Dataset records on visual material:
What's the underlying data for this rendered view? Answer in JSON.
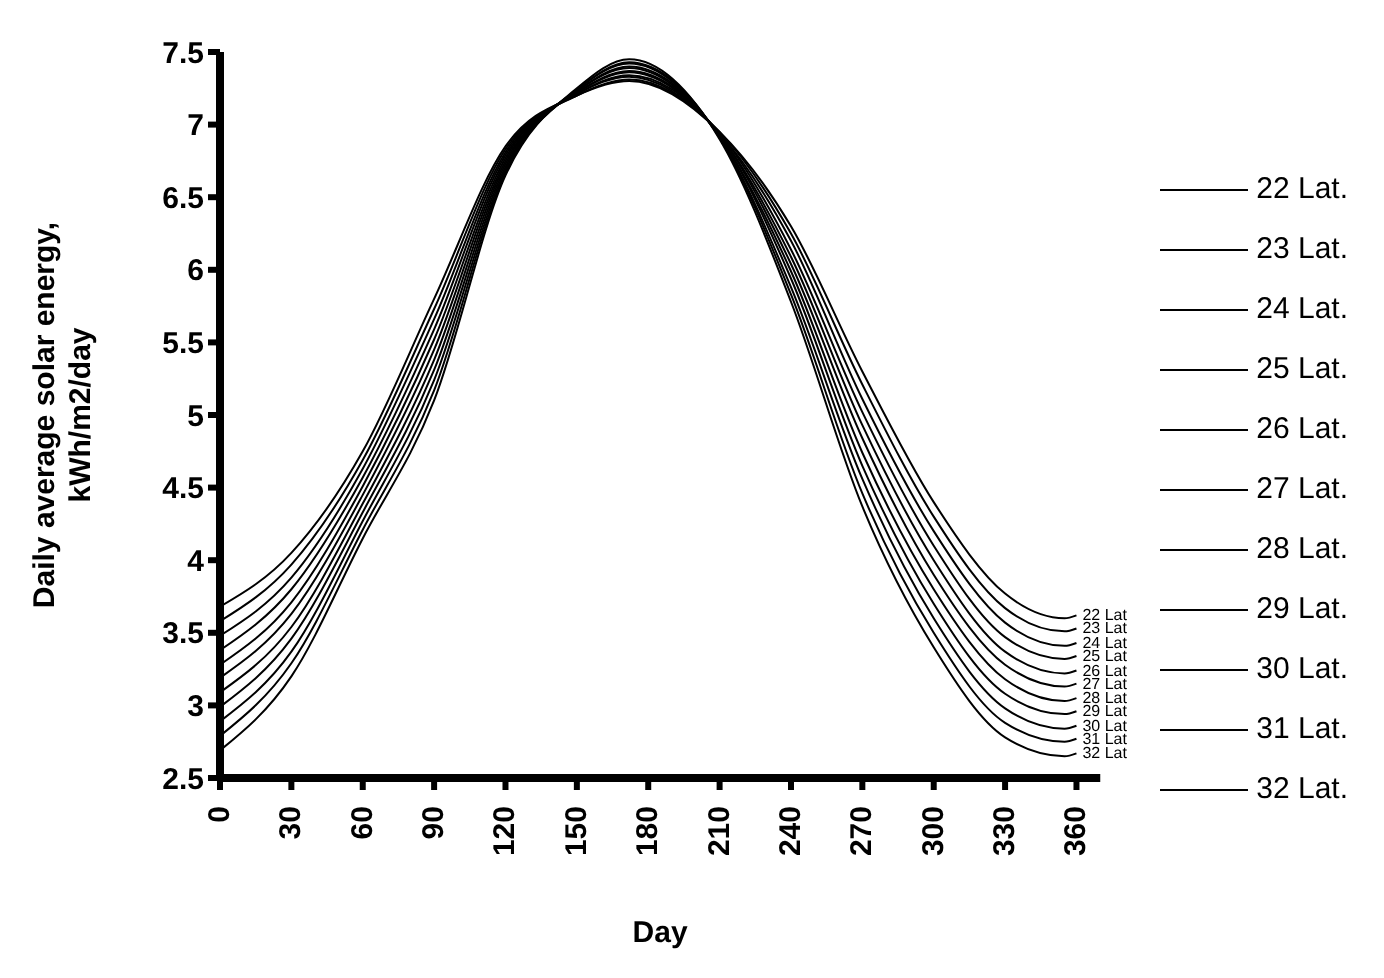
{
  "chart_data": {
    "type": "line",
    "xlabel": "Day",
    "ylabel": "Daily average solar energy, kWh/m2/day",
    "x": [
      0,
      30,
      60,
      90,
      120,
      150,
      172,
      210,
      240,
      270,
      300,
      330,
      355,
      360
    ],
    "xlim": [
      0,
      370
    ],
    "xticks": [
      0,
      30,
      60,
      90,
      120,
      150,
      180,
      210,
      240,
      270,
      300,
      330,
      360
    ],
    "ylim": [
      2.5,
      7.5
    ],
    "yticks": [
      2.5,
      3,
      3.5,
      4,
      4.5,
      5,
      5.5,
      6,
      6.5,
      7,
      7.5
    ],
    "grid": false,
    "legend": "right",
    "marker": "none",
    "line_style": "solid",
    "series": [
      {
        "name": "22 Lat.",
        "color": "#000000",
        "values": [
          3.68,
          4.05,
          4.75,
          5.8,
          6.85,
          7.2,
          7.3,
          6.95,
          6.3,
          5.3,
          4.4,
          3.77,
          3.6,
          3.62
        ]
      },
      {
        "name": "23 Lat.",
        "color": "#000000",
        "values": [
          3.58,
          3.97,
          4.69,
          5.73,
          6.83,
          7.2,
          7.31,
          6.95,
          6.25,
          5.21,
          4.3,
          3.67,
          3.51,
          3.53
        ]
      },
      {
        "name": "24 Lat.",
        "color": "#000000",
        "values": [
          3.48,
          3.88,
          4.63,
          5.66,
          6.81,
          7.21,
          7.33,
          6.94,
          6.2,
          5.11,
          4.2,
          3.57,
          3.41,
          3.43
        ]
      },
      {
        "name": "25 Lat.",
        "color": "#000000",
        "values": [
          3.38,
          3.8,
          4.57,
          5.59,
          6.79,
          7.21,
          7.34,
          6.94,
          6.14,
          5.02,
          4.1,
          3.47,
          3.32,
          3.34
        ]
      },
      {
        "name": "26 Lat.",
        "color": "#000000",
        "values": [
          3.28,
          3.71,
          4.51,
          5.52,
          6.77,
          7.22,
          7.36,
          6.93,
          6.09,
          4.93,
          4.0,
          3.37,
          3.22,
          3.24
        ]
      },
      {
        "name": "27 Lat.",
        "color": "#000000",
        "values": [
          3.19,
          3.63,
          4.45,
          5.45,
          6.75,
          7.22,
          7.37,
          6.93,
          6.04,
          4.84,
          3.9,
          3.28,
          3.13,
          3.15
        ]
      },
      {
        "name": "28 Lat.",
        "color": "#000000",
        "values": [
          3.09,
          3.54,
          4.39,
          5.38,
          6.73,
          7.23,
          7.39,
          6.92,
          5.99,
          4.74,
          3.8,
          3.18,
          3.03,
          3.05
        ]
      },
      {
        "name": "29 Lat.",
        "color": "#000000",
        "values": [
          2.99,
          3.46,
          4.33,
          5.31,
          6.71,
          7.23,
          7.4,
          6.92,
          5.94,
          4.65,
          3.7,
          3.08,
          2.94,
          2.96
        ]
      },
      {
        "name": "30 Lat.",
        "color": "#000000",
        "values": [
          2.89,
          3.37,
          4.27,
          5.24,
          6.69,
          7.24,
          7.42,
          6.91,
          5.88,
          4.56,
          3.6,
          2.98,
          2.84,
          2.86
        ]
      },
      {
        "name": "31 Lat.",
        "color": "#000000",
        "values": [
          2.79,
          3.29,
          4.21,
          5.17,
          6.67,
          7.24,
          7.43,
          6.91,
          5.83,
          4.46,
          3.5,
          2.88,
          2.75,
          2.77
        ]
      },
      {
        "name": "32 Lat.",
        "color": "#000000",
        "values": [
          2.69,
          3.2,
          4.15,
          5.1,
          6.65,
          7.25,
          7.45,
          6.9,
          5.78,
          4.37,
          3.4,
          2.78,
          2.65,
          2.67
        ]
      }
    ],
    "annotations": [
      "22 Lat",
      "23 Lat",
      "24 Lat",
      "25 Lat",
      "26 Lat",
      "27 Lat",
      "28 Lat",
      "29 Lat",
      "30 Lat",
      "31 Lat",
      "32 Lat"
    ]
  }
}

# WORK TO BE COMPLETED:
Return, from the data, each line that has the word "name" in it.

# ANSWER FOR THIS EXERCISE:
        "name": "22 Lat.",
        "name": "23 Lat.",
        "name": "24 Lat.",
        "name": "25 Lat.",
        "name": "26 Lat.",
        "name": "27 Lat.",
        "name": "28 Lat.",
        "name": "29 Lat.",
        "name": "30 Lat.",
        "name": "31 Lat.",
        "name": "32 Lat.",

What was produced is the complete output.